EXERCISE DIRECTIONS. Set each record down exactly, excluding all images.

INPUT MATERIAL.
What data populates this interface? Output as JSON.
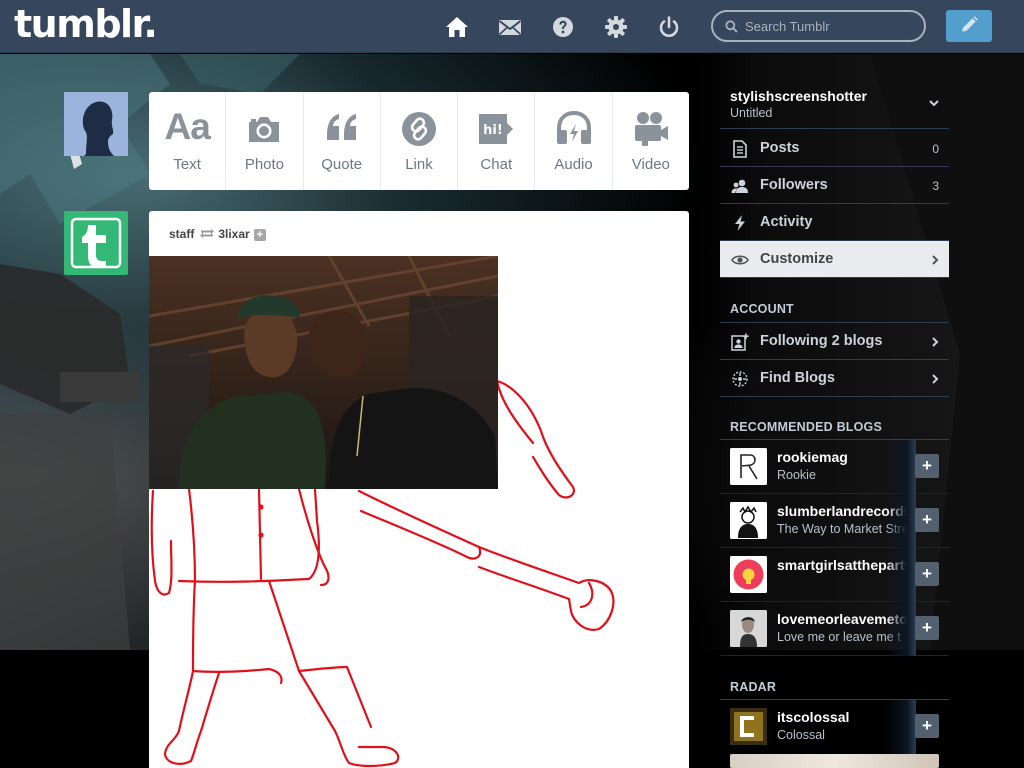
{
  "header": {
    "logo": "tumblr.",
    "nav": [
      "home-icon",
      "envelope-icon",
      "help-icon",
      "gear-icon",
      "power-icon"
    ],
    "search_placeholder": "Search Tumblr",
    "compose_icon": "pencil-icon"
  },
  "post_types": [
    {
      "label": "Text",
      "icon": "text-aa-icon"
    },
    {
      "label": "Photo",
      "icon": "camera-icon"
    },
    {
      "label": "Quote",
      "icon": "quote-icon"
    },
    {
      "label": "Link",
      "icon": "link-icon"
    },
    {
      "label": "Chat",
      "icon": "chat-icon",
      "glyph": "hi!"
    },
    {
      "label": "Audio",
      "icon": "headphones-icon"
    },
    {
      "label": "Video",
      "icon": "video-camera-icon"
    }
  ],
  "text_glyph": "Aa",
  "post": {
    "author": "staff",
    "reblogged_from": "3lixar",
    "follow_symbol": "+"
  },
  "sidebar": {
    "blog_name": "stylishscreenshotter",
    "blog_subtitle": "Untitled",
    "items": [
      {
        "label": "Posts",
        "count": "0",
        "icon": "posts-icon"
      },
      {
        "label": "Followers",
        "count": "3",
        "icon": "followers-icon"
      },
      {
        "label": "Activity",
        "icon": "lightning-icon"
      },
      {
        "label": "Customize",
        "icon": "eye-icon",
        "active": true
      }
    ],
    "account_heading": "ACCOUNT",
    "account_items": [
      {
        "label": "Following 2 blogs",
        "icon": "following-icon"
      },
      {
        "label": "Find Blogs",
        "icon": "find-blogs-icon"
      }
    ],
    "recommended_heading": "RECOMMENDED BLOGS",
    "recommended": [
      {
        "name": "rookiemag",
        "desc": "Rookie"
      },
      {
        "name": "slumberlandrecords",
        "desc": "The Way to Market Street"
      },
      {
        "name": "smartgirlsattheparty",
        "desc": ""
      },
      {
        "name": "lovemeorleavemetoo",
        "desc": "Love me or leave me t"
      }
    ],
    "radar_heading": "RADAR",
    "radar": {
      "name": "itscolossal",
      "desc": "Colossal"
    }
  },
  "colors": {
    "header_bg": "#36465d",
    "compose_bg": "#529ecc",
    "staff_avatar": "#34b876",
    "drawing_stroke": "#e0101a"
  }
}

FULL ANSWER.
What data populates this interface? Output as JSON.
{
  "header": {
    "logo": "tumblr.",
    "nav": [
      "home-icon",
      "envelope-icon",
      "help-icon",
      "gear-icon",
      "power-icon"
    ],
    "search_placeholder": "Search Tumblr",
    "compose_icon": "pencil-icon"
  },
  "post_types": [
    {
      "label": "Text",
      "icon": "text-aa-icon"
    },
    {
      "label": "Photo",
      "icon": "camera-icon"
    },
    {
      "label": "Quote",
      "icon": "quote-icon"
    },
    {
      "label": "Link",
      "icon": "link-icon"
    },
    {
      "label": "Chat",
      "icon": "chat-icon",
      "glyph": "hi!"
    },
    {
      "label": "Audio",
      "icon": "headphones-icon"
    },
    {
      "label": "Video",
      "icon": "video-camera-icon"
    }
  ],
  "text_glyph": "Aa",
  "post": {
    "author": "staff",
    "reblogged_from": "3lixar",
    "follow_symbol": "+"
  },
  "sidebar": {
    "blog_name": "stylishscreenshotter",
    "blog_subtitle": "Untitled",
    "items": [
      {
        "label": "Posts",
        "count": "0",
        "icon": "posts-icon"
      },
      {
        "label": "Followers",
        "count": "3",
        "icon": "followers-icon"
      },
      {
        "label": "Activity",
        "icon": "lightning-icon"
      },
      {
        "label": "Customize",
        "icon": "eye-icon",
        "active": true
      }
    ],
    "account_heading": "ACCOUNT",
    "account_items": [
      {
        "label": "Following 2 blogs",
        "icon": "following-icon"
      },
      {
        "label": "Find Blogs",
        "icon": "find-blogs-icon"
      }
    ],
    "recommended_heading": "RECOMMENDED BLOGS",
    "recommended": [
      {
        "name": "rookiemag",
        "desc": "Rookie"
      },
      {
        "name": "slumberlandrecords",
        "desc": "The Way to Market Street"
      },
      {
        "name": "smartgirlsattheparty",
        "desc": ""
      },
      {
        "name": "lovemeorleavemetoo",
        "desc": "Love me or leave me t"
      }
    ],
    "radar_heading": "RADAR",
    "radar": {
      "name": "itscolossal",
      "desc": "Colossal"
    }
  },
  "colors": {
    "header_bg": "#36465d",
    "compose_bg": "#529ecc",
    "staff_avatar": "#34b876",
    "drawing_stroke": "#e0101a"
  }
}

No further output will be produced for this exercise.